- Listed records:
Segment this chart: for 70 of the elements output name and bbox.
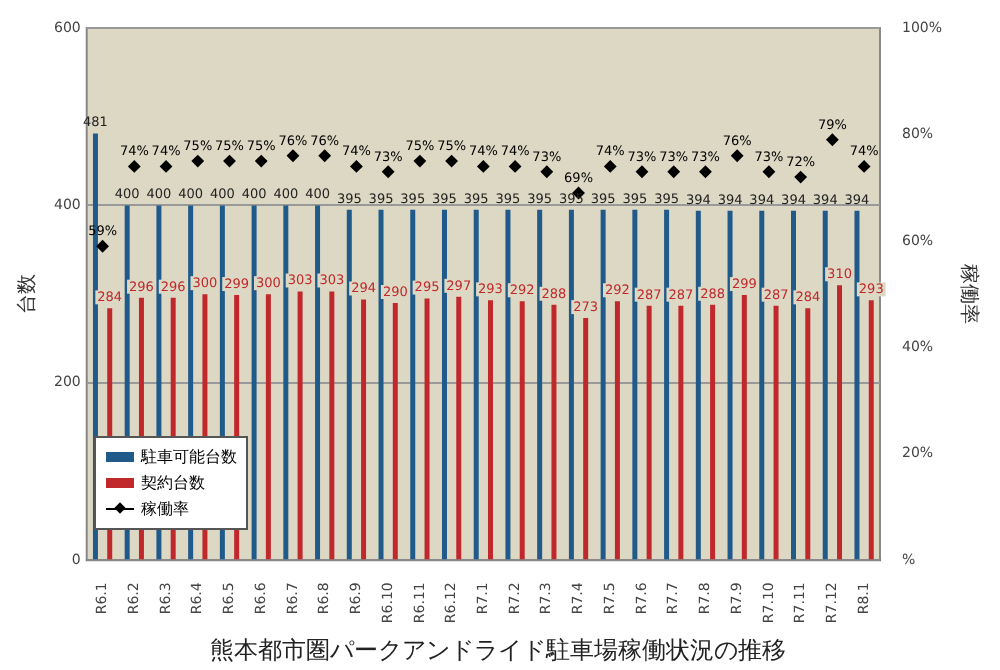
point	[318, 149, 331, 162]
legend-label: 駐車可能台数	[140, 446, 237, 471]
bar	[773, 305, 779, 560]
bar	[741, 295, 747, 560]
point	[636, 165, 648, 178]
point	[667, 165, 680, 178]
bar	[537, 209, 543, 560]
bar	[710, 304, 716, 560]
point	[286, 149, 299, 162]
bar	[646, 305, 652, 560]
bar	[251, 205, 257, 560]
point	[699, 165, 712, 178]
point	[731, 149, 744, 162]
bar	[583, 318, 589, 560]
bar	[297, 291, 303, 560]
point	[223, 155, 236, 168]
bar	[614, 301, 620, 560]
text: 熊本都市圏パークアンドライド駐車場稼働状況の推移	[210, 635, 786, 664]
bar	[473, 209, 479, 560]
bar	[265, 294, 271, 560]
bar	[632, 209, 638, 560]
bar	[805, 308, 811, 560]
point	[255, 155, 268, 168]
point	[540, 165, 553, 178]
legend-label: 契約台数	[140, 472, 205, 497]
bar	[664, 209, 670, 560]
bar	[568, 209, 574, 560]
bar	[410, 209, 416, 560]
point	[762, 165, 775, 178]
legend-label: 稼働率	[140, 498, 189, 523]
bar	[551, 304, 557, 560]
point	[794, 171, 807, 184]
bar	[791, 210, 797, 560]
bar	[283, 205, 289, 560]
bar	[837, 285, 843, 560]
point	[826, 133, 839, 146]
point	[413, 155, 426, 168]
bar	[361, 299, 367, 560]
point	[128, 160, 141, 173]
bar	[424, 298, 430, 560]
bar	[392, 303, 398, 560]
bar	[727, 210, 733, 560]
bar	[854, 210, 860, 560]
bar	[346, 209, 352, 560]
point	[191, 155, 204, 168]
bar	[600, 209, 606, 560]
point	[160, 160, 173, 173]
bar	[868, 300, 874, 560]
bar	[519, 301, 525, 560]
y2-axis-title: 稼働率	[956, 264, 981, 325]
point	[382, 165, 395, 178]
point	[445, 155, 458, 168]
point	[477, 160, 490, 173]
bar	[378, 209, 384, 560]
point	[858, 160, 871, 173]
bar	[759, 210, 765, 560]
bar	[505, 209, 511, 560]
y-axis-title: 台数	[15, 274, 40, 315]
point	[509, 160, 522, 173]
point	[350, 160, 363, 173]
point	[604, 160, 617, 173]
bar	[315, 205, 321, 560]
bar	[822, 210, 828, 560]
bar	[695, 210, 701, 560]
bar	[678, 305, 684, 560]
bar	[456, 296, 462, 560]
bar	[441, 209, 447, 560]
point	[96, 240, 109, 253]
bar	[329, 291, 335, 560]
bar	[487, 300, 493, 560]
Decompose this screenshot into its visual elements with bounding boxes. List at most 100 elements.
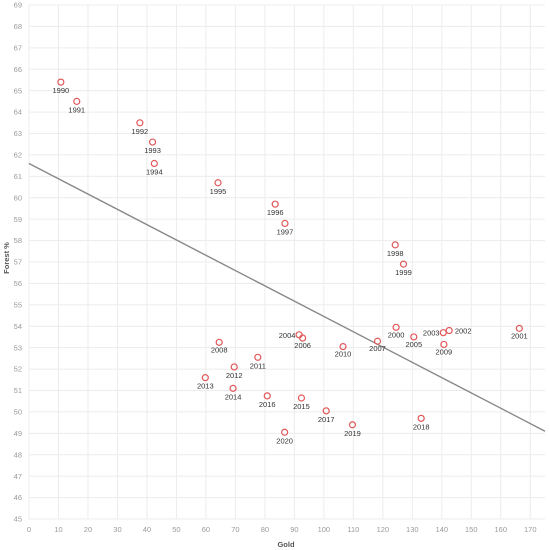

- Task objective: Report how many lines of the listing contain the string "axis", matching case exactly. Give only the number.

- Finished exercise: 2